··· Extracted information ···

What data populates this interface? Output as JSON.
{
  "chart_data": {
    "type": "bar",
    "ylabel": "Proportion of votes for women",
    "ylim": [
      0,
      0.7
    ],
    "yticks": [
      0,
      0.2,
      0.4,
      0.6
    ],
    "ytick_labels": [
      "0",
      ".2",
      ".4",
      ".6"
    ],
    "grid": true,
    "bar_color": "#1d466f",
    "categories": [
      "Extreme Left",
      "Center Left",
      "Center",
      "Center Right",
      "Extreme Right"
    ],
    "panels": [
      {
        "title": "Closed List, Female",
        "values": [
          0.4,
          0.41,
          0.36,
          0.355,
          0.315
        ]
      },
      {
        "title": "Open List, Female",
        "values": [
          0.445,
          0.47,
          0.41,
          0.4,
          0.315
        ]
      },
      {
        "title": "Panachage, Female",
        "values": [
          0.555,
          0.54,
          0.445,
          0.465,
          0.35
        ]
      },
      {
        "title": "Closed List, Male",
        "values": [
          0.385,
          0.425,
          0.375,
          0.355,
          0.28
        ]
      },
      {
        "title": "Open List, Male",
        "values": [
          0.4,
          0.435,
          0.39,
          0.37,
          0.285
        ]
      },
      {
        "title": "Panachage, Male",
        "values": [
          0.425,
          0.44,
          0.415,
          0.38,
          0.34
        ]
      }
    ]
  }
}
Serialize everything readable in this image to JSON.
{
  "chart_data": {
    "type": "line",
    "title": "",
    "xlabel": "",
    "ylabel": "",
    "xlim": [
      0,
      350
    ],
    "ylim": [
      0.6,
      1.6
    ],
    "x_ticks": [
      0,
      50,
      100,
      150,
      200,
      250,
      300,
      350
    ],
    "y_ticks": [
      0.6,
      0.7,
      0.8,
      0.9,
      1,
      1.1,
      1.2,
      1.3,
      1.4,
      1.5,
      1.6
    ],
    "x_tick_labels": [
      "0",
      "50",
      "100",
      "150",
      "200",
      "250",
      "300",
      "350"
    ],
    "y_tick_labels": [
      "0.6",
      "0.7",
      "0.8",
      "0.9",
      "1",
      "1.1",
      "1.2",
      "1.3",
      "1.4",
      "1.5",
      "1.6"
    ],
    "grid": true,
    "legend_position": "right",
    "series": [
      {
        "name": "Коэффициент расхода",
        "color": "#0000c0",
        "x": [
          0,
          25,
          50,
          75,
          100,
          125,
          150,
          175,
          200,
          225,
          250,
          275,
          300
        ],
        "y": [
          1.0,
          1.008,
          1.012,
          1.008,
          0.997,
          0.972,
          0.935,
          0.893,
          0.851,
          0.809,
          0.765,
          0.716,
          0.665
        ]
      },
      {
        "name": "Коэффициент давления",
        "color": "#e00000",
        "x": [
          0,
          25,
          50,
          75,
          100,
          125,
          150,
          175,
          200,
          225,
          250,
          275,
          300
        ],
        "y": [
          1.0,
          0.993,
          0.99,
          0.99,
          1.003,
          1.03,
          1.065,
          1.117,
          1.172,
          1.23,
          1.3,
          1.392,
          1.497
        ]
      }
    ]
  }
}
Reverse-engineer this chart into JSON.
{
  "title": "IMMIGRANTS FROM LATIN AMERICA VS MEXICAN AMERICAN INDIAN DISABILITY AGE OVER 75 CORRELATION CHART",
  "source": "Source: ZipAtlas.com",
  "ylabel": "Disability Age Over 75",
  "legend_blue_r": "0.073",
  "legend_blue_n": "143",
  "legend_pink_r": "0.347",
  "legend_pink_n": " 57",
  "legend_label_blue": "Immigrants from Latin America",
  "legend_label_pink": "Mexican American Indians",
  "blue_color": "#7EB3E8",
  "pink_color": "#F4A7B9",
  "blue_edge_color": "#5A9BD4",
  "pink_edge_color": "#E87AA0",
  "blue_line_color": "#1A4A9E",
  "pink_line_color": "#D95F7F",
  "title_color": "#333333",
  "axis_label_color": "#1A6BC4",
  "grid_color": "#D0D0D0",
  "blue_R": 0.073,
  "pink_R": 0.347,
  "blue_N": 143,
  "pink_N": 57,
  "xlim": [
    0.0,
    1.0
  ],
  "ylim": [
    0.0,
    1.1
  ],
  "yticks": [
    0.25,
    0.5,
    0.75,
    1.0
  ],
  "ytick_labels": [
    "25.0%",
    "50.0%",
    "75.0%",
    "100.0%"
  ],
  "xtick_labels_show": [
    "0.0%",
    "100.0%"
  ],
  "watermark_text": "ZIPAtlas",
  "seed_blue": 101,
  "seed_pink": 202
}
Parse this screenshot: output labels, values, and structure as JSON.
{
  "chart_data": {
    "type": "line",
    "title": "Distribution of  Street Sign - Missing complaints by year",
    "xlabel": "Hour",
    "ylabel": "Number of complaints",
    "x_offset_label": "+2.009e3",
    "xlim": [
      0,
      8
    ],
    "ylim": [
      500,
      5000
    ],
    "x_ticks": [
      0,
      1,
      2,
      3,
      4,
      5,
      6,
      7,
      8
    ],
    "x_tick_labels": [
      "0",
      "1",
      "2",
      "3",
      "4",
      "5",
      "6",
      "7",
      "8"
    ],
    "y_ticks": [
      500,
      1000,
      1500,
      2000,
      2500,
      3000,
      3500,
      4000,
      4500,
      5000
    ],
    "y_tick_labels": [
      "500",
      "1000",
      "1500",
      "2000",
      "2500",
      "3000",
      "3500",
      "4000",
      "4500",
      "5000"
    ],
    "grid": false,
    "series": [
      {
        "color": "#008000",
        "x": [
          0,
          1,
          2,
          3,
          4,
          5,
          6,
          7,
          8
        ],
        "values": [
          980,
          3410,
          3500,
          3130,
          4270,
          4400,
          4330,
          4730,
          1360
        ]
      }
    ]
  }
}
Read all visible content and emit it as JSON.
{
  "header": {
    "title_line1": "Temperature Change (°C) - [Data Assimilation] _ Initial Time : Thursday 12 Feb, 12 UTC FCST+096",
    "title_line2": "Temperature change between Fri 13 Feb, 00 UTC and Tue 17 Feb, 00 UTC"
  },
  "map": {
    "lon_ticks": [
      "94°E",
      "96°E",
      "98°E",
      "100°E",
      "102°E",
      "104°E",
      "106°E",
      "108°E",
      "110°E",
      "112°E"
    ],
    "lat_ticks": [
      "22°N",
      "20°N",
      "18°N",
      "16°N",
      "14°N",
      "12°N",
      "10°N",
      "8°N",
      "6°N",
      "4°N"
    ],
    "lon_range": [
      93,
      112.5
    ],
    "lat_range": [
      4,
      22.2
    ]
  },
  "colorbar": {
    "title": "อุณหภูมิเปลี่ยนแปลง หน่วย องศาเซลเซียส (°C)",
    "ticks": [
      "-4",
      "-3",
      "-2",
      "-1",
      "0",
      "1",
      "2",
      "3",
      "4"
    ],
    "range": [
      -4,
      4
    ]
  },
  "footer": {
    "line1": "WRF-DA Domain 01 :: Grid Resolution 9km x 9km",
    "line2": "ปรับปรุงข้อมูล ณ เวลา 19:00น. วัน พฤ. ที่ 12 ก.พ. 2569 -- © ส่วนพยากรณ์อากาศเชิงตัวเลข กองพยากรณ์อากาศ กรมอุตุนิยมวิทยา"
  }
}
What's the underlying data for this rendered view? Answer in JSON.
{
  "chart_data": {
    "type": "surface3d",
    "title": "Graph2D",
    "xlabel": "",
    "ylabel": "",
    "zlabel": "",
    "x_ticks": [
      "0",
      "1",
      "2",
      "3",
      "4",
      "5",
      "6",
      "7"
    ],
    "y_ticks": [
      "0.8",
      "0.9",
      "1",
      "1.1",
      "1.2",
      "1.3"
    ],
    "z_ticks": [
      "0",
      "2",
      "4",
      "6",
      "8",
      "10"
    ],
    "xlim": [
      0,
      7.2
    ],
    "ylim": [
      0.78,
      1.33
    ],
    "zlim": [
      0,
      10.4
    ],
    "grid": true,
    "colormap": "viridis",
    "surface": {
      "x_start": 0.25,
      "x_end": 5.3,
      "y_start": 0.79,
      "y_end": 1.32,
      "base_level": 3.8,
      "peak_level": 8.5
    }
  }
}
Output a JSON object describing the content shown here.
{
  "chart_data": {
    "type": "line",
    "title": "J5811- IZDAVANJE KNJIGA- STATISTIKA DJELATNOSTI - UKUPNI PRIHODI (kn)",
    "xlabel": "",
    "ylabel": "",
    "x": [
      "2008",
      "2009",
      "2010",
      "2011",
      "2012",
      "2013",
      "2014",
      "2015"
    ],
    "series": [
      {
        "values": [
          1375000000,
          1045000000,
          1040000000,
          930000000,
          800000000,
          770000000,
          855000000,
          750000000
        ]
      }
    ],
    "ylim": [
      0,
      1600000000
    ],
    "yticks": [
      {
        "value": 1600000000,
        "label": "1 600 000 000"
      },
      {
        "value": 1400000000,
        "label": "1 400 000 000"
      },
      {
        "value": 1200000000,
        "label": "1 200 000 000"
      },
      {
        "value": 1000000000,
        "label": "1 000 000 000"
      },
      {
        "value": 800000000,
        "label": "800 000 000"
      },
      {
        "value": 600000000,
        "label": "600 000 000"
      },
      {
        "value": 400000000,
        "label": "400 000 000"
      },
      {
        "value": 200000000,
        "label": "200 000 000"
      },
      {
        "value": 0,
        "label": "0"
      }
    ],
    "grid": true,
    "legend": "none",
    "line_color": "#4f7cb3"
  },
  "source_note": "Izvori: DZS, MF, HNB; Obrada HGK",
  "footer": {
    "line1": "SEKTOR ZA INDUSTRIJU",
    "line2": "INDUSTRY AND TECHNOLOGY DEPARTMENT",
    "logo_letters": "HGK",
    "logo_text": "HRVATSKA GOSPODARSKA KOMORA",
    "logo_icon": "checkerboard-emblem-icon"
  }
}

···

* Aim of the task
Establish how many lines of the records contain the string "What" and state that number without elaboration.

* Result for this task
2